### TASK DESCRIPTION
Render every entry exactly as it appears.

○ ○ ○ ○

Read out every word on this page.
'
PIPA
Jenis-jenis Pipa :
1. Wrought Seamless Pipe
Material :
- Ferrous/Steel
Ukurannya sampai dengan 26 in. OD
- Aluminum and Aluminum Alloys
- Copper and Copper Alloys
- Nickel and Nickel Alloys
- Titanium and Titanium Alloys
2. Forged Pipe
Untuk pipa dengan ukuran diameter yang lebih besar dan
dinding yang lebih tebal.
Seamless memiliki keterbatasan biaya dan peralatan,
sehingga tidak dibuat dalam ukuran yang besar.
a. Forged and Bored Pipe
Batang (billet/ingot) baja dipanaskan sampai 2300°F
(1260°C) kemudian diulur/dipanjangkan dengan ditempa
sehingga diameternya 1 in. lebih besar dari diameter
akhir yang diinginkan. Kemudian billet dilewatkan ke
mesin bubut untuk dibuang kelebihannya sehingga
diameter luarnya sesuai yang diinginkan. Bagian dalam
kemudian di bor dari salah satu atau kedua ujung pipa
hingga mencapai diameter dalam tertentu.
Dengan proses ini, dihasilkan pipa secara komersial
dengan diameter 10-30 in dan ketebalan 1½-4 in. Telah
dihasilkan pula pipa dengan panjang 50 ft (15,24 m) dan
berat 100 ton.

○ ○ ○ ○

### CORRECT ANSWER
Read out every word on this page.
'
PIPA
Jenis-jenis Pipa :
1. Wrought Seamless Pipe
Material :
- Ferrous/Steel
Ukurannya sampai dengan 26 in. OD
- Aluminum and Aluminum Alloys
- Copper and Copper Alloys
- Nickel and Nickel Alloys
- Titanium and Titanium Alloys
2. Forged Pipe
Untuk pipa dengan ukuran diameter yang lebih besar dan
dinding yang lebih tebal.
Seamless memiliki keterbatasan biaya dan peralatan,
sehingga tidak dibuat dalam ukuran yang besar.
a. Forged and Bored Pipe
Batang (billet/ingot) baja dipanaskan sampai 2300°F
(1260°C) kemudian diulur/dipanjangkan dengan ditempa
sehingga diameternya 1 in. lebih besar dari diameter
akhir yang diinginkan. Kemudian billet dilewatkan ke
mesin bubut untuk dibuang kelebihannya sehingga
diameter luarnya sesuai yang diinginkan. Bagian dalam
kemudian di bor dari salah satu atau kedua ujung pipa
hingga mencapai diameter dalam tertentu.
Dengan proses ini, dihasilkan pipa secara komersial
dengan diameter 10-30 in dan ketebalan 1½-4 in. Telah
dihasilkan pula pipa dengan panjang 50 ft (15,24 m) dan
berat 100 ton.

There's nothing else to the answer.